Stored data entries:
┄┄┄┄┄┄┄┄┄┄
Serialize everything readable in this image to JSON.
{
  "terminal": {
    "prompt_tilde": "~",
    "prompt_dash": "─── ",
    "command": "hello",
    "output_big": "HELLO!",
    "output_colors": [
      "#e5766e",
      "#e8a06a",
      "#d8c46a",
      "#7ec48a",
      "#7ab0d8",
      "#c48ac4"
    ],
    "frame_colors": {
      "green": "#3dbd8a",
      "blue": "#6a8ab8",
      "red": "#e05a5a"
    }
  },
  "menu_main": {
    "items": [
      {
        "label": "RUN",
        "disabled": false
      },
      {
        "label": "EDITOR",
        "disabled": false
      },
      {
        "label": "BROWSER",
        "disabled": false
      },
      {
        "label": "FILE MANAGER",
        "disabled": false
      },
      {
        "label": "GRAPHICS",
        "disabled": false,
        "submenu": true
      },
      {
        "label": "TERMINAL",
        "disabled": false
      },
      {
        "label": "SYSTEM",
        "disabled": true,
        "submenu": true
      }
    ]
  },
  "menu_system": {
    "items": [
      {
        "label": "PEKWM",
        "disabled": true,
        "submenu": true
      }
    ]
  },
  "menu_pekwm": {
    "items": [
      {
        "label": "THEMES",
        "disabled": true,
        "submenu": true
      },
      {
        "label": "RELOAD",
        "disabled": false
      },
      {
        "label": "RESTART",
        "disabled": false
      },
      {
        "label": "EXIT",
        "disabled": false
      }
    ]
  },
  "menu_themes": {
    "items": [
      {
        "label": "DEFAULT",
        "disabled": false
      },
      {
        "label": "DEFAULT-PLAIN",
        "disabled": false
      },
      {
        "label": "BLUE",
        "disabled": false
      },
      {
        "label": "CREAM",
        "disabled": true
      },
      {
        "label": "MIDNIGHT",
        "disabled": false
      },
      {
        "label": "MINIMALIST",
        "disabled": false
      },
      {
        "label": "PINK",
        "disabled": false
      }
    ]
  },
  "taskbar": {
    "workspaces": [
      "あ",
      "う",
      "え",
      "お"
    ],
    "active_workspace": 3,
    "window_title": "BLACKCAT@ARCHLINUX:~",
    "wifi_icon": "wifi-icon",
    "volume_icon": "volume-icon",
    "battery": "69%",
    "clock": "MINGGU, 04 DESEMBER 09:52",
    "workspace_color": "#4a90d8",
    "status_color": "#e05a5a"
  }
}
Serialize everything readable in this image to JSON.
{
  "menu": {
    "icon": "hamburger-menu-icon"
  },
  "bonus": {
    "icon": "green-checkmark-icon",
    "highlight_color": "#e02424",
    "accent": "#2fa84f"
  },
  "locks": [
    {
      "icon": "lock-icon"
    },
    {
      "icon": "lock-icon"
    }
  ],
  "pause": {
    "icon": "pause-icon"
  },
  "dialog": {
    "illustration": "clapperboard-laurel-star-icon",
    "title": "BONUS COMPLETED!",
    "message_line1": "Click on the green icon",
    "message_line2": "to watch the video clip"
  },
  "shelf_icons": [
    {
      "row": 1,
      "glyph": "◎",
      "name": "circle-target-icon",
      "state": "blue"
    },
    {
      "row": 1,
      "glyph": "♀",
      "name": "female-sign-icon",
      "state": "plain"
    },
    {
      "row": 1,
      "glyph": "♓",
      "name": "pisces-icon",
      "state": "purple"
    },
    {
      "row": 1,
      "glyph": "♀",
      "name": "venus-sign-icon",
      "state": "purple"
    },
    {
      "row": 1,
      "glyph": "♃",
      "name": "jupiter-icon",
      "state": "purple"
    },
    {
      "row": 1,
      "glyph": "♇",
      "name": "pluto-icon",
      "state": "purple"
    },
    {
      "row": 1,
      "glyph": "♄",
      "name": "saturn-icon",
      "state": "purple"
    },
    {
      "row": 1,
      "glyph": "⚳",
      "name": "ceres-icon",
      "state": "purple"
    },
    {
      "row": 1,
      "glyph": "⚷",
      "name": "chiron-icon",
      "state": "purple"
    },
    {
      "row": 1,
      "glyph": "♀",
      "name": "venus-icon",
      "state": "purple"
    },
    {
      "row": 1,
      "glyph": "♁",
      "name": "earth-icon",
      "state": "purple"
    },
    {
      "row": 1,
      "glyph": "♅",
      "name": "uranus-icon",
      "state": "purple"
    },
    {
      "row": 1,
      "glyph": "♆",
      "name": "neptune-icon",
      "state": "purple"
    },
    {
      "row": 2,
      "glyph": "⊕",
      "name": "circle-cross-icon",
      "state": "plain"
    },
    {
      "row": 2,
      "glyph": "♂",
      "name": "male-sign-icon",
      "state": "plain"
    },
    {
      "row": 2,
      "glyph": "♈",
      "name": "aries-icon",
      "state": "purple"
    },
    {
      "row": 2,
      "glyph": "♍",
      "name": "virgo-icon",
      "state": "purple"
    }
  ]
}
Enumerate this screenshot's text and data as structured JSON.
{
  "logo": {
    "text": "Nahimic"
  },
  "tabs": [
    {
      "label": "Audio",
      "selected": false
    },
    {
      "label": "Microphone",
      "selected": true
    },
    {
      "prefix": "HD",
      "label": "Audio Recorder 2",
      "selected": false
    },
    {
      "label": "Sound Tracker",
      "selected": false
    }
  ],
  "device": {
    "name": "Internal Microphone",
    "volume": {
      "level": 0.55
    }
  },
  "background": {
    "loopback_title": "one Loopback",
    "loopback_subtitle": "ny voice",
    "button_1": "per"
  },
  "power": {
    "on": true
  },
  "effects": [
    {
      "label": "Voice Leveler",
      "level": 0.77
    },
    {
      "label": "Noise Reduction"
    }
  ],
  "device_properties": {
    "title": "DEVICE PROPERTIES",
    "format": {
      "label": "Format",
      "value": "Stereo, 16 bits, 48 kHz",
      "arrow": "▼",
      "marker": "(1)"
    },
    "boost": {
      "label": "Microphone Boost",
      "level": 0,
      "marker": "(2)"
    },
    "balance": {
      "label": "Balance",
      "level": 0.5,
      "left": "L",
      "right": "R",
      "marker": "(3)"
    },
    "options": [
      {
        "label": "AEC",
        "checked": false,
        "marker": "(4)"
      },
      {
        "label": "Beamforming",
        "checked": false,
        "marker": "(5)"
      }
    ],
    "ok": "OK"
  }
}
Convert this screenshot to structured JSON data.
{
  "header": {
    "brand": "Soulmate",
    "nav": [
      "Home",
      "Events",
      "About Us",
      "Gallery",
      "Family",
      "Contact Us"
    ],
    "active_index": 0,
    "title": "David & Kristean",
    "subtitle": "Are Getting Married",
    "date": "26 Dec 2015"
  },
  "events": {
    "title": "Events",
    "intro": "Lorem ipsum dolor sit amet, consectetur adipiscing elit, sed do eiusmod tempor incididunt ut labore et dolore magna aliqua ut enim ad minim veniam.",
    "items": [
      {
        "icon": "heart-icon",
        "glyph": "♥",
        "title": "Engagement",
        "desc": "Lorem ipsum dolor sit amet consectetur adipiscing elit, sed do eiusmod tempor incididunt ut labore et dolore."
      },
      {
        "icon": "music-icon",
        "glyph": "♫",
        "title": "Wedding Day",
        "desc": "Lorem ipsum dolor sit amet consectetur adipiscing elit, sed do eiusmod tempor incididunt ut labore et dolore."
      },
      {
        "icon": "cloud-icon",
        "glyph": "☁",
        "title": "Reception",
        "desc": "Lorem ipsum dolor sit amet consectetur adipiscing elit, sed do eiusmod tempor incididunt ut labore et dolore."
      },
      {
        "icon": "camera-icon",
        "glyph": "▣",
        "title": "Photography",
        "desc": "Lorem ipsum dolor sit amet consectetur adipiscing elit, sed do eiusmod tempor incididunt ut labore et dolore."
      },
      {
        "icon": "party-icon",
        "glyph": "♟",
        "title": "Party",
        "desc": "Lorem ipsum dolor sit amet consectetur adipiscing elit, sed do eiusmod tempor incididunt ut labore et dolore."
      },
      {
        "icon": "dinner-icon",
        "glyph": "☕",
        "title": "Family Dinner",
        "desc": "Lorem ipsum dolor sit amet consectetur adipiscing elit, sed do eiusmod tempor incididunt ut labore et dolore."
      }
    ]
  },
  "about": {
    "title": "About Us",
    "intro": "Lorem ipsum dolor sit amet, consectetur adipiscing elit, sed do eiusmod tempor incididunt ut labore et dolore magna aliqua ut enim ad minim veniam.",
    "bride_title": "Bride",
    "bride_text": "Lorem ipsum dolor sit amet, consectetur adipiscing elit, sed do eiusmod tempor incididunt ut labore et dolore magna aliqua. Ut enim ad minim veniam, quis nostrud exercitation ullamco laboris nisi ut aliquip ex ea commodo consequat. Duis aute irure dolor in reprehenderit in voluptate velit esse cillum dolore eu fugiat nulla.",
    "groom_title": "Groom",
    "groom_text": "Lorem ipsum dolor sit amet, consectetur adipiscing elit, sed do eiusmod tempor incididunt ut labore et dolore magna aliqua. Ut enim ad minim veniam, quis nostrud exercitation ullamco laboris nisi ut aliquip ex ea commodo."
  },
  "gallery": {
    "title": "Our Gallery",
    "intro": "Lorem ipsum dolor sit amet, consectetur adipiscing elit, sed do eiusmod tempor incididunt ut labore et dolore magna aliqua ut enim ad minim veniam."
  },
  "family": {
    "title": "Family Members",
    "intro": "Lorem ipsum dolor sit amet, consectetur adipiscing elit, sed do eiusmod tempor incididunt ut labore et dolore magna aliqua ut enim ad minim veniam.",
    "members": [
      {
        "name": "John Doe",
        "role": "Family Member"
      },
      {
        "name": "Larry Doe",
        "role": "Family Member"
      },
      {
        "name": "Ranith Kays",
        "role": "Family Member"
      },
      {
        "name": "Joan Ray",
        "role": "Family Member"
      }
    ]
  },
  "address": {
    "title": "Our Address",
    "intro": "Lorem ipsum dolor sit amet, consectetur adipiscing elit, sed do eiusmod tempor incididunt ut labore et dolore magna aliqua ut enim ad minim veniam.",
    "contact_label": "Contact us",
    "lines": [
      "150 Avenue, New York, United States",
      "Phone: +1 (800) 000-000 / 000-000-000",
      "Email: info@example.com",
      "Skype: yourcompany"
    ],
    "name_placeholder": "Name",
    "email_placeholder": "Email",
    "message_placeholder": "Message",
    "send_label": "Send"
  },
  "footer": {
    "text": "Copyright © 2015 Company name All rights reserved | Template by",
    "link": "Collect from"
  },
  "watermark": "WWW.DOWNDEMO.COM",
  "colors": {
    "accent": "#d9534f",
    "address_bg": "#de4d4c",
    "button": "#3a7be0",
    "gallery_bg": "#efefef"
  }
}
┄┄┄┄┄┄┄┄┄┄
» **WRITTEN INSTRUCTION**
How many lines in the records above hold the word "JSON"? Give only the number.

» **OUTPUT BELOW**
4